Provided text
○ ○ ○
PIIScanner detects personally identifiable information using regex patterns calibrated for common US formats.

Pattern Reference¶

Pattern Name	Threat Level	Matches
`us_ssn`	CRITICAL	`XXX-XX-XXXX` format Social Security Numbers
`credit_card_visa`	CRITICAL	Visa card numbers (16 digits starting with 4)
`credit_card_mastercard`	CRITICAL	Mastercard numbers (16 digits starting with 51–55)
`credit_card_amex`	CRITICAL	Amex numbers (15 digits starting with 34 or 37)
`email`	MEDIUM	Standard email addresses
`us_phone`	MEDIUM	US phone numbers in common formats
`ipv4_public`	LOW	Public IPv4 addresses (excludes RFC1918 ranges)

Private IP addresses

The ipv4_public pattern intentionally excludes private ranges (10.x.x.x, 172.16–31.x.x, 192.168.x.x, 127.x.x.x). Internal IP addresses are not considered sensitive by default.

Direct Usage¶

pii_scanner.py

from openjarvis.security.scanner import PIIScanner

scanner = PIIScanner()

text = "Contact john@example.com or call 555-867-5309"
result = scanner.scan(text)

for finding in result.findings:
    print(f"{finding.pattern_name}: threat={finding.threat_level.value}")
# email: threat=medium
# us_phone: threat=medium

clean = scanner.redact(text)
print(clean)
# Contact [REDACTED:email] or call [REDACTED:us_phone]

File Policy¶

The file policy module prevents access to credential and key files. It is used internally by FileReadTool and the memory ingest path, but you can use it directly.
○ ○ ○
Data
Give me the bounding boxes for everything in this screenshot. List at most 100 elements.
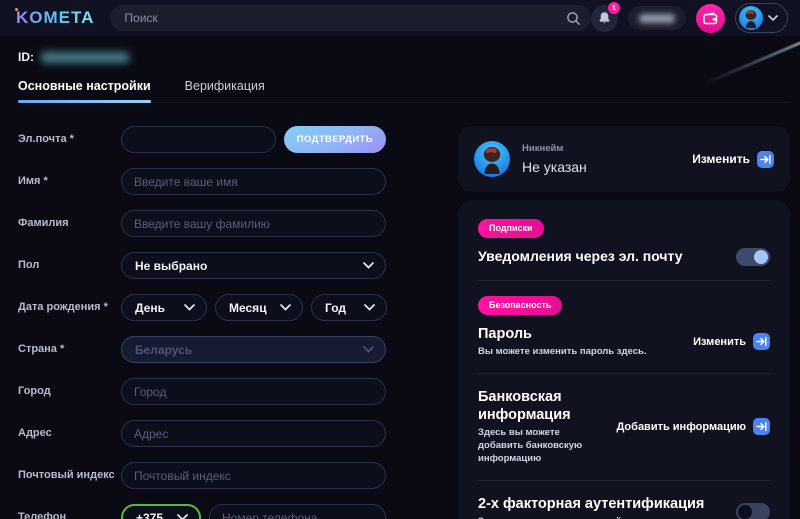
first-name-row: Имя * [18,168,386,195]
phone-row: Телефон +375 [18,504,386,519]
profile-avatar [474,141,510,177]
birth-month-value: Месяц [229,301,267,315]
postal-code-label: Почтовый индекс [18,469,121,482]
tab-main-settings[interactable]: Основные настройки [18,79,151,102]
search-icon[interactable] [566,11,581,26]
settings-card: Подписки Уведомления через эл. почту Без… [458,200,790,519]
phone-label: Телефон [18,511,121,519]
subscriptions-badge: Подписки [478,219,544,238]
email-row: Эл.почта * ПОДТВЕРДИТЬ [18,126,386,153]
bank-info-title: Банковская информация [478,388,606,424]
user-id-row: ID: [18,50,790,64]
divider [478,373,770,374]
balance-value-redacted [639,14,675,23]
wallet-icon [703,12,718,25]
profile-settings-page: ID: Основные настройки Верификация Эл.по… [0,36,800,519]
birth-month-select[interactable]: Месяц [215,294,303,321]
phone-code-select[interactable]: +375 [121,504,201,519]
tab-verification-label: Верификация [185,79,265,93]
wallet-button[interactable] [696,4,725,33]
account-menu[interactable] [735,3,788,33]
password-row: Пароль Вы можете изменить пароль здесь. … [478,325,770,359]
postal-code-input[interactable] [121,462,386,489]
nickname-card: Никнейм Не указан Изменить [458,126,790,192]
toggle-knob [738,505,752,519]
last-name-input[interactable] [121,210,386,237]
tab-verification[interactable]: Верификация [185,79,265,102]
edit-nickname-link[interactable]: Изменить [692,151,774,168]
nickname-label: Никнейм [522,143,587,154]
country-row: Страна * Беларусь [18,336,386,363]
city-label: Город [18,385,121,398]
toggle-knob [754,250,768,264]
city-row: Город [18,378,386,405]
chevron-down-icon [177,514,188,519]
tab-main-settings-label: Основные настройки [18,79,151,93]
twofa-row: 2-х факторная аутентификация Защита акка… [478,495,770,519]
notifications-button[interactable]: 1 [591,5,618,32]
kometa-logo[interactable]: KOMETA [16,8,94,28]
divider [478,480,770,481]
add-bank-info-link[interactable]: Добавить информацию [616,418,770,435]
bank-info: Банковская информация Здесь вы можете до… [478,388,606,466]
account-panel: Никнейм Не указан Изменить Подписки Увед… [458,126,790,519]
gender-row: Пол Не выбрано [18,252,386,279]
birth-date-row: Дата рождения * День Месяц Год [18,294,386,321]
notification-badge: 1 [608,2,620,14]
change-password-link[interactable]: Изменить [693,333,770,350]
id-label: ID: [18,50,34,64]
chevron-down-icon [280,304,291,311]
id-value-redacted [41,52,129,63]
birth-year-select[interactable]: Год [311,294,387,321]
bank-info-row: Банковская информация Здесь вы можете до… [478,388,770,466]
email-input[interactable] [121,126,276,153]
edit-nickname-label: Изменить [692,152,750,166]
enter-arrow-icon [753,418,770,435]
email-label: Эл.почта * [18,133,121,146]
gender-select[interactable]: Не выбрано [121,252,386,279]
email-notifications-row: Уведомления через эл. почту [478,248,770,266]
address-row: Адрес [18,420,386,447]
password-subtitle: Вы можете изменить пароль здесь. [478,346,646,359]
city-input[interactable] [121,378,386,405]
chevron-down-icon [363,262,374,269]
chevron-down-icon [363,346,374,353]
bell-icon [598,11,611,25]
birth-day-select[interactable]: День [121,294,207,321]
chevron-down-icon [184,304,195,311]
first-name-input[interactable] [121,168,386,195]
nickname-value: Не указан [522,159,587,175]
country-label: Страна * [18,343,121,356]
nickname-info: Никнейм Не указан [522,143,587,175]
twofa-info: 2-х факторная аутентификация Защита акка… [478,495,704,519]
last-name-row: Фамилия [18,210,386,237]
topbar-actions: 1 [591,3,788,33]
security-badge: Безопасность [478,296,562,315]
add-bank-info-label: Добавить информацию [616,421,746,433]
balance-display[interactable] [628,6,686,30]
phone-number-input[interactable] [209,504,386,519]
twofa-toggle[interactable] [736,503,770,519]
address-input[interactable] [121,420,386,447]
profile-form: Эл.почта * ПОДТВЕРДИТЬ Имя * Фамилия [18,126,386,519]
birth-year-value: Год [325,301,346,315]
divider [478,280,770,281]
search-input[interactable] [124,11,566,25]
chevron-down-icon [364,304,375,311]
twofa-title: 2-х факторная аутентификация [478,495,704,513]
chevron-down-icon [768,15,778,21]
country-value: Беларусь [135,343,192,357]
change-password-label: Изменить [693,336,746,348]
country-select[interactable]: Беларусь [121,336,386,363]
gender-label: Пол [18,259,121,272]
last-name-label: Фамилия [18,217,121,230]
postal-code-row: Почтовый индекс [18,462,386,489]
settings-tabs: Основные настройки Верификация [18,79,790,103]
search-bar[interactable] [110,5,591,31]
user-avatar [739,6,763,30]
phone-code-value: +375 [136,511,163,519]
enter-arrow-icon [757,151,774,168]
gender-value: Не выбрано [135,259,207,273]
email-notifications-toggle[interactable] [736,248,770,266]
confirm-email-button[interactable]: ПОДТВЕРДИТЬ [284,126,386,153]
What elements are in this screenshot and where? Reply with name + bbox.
○ ○ ○
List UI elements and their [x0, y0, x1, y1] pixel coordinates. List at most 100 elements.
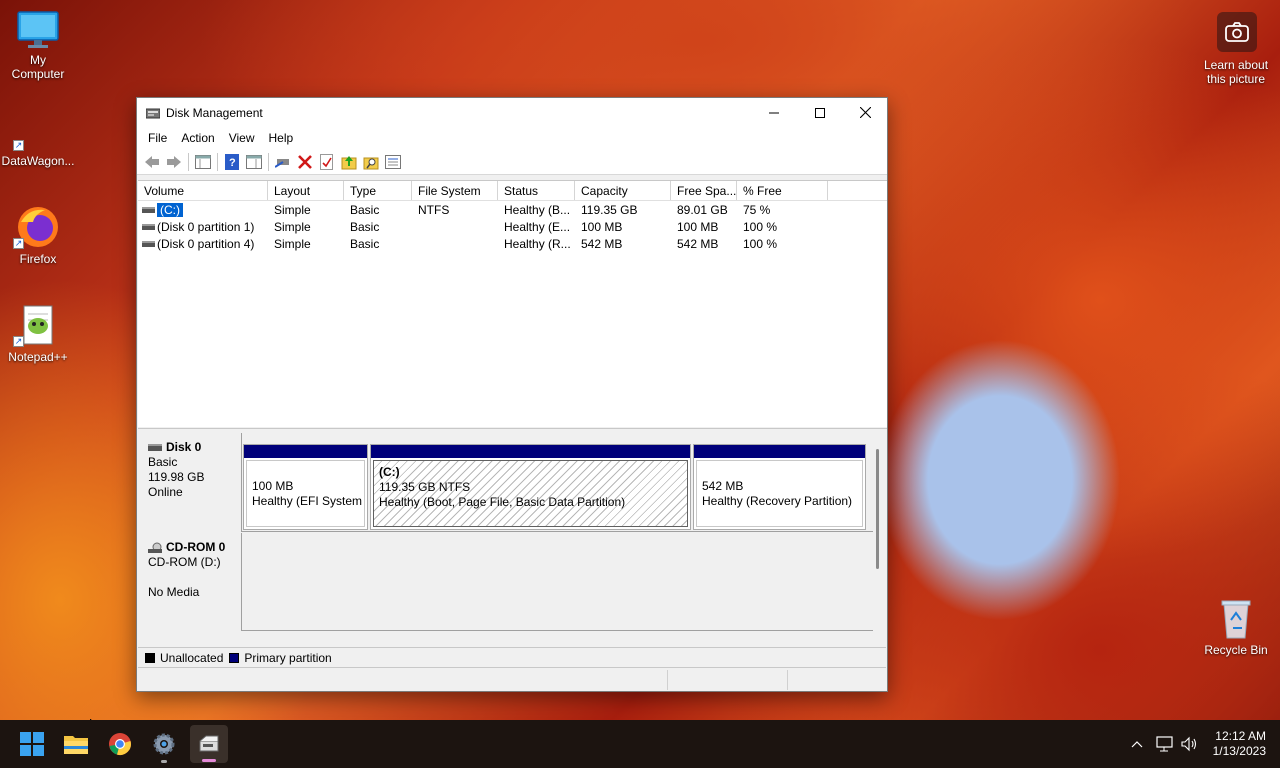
○ ○ ○
Jobs
**A.** What threat level does the PIIScanner documentation assign to the us_phone pattern?
**B.** Reproduce the stretch of the PIIScanner documentation from "Pattern Reference¶" through "(excludes RFC1918 ranges)", and substitute "HIGH" for "CRITICAL" wherever it occurs.
**C.** Resume the PIIScanner documentation from the point where it stops.

Answers for this exercise
**A.** MEDIUM

**B.**
Pattern Reference¶

Pattern Name	Threat Level	Matches
`us_ssn`	HIGH	`XXX-XX-XXXX` format Social Security Numbers
`credit_card_visa`	HIGH	Visa card numbers (16 digits starting with 4)
`credit_card_mastercard`	HIGH	Mastercard numbers (16 digits starting with 51–55)
`credit_card_amex`	HIGH	Amex numbers (15 digits starting with 34 or 37)
`email`	MEDIUM	Standard email addresses
`us_phone`	MEDIUM	US phone numbers in common formats
`ipv4_public`	LOW	Public IPv4 addresses (excludes RFC1918 ranges)

**C.**
Sensitive File Patterns¶

The DEFAULT_SENSITIVE_PATTERNS frozenset contains the following glob patterns:

Pattern	Description
`.env`, `.env.`, `.env`	Environment variable files
`.secret`, `*.secrets`	Generic secret files
`credentials.*`	Credential files
`.pem`, `.key`	TLS/SSL certificates and private keys
`.p12`, `.pfx`, `*.jks`	PKCS and Java keystore files
`id_rsa`, `id_ed25519`	SSH private key files
`.htpasswd`	Apache password files
`.pgpass`	PostgreSQL password files
`.netrc`	FTP/SSH credential files

Usage¶

file_policy.py

from pathlib import Path
from openjarvis.security.file_policy import is_sensitive_file, filter_sensitive_paths

# Check a single file
print(is_sensitive_file(".env"))           # True
print(is_sensitive_file("server.key"))     # True
print(is_sensitive_file("README.md"))      # False

# Filter a list of paths
paths = [
    Path("README.md"),
    Path(".env"),
    Path("src/main.py"),
    Path("server.pem"),
]
safe = filter_sensitive_paths(paths)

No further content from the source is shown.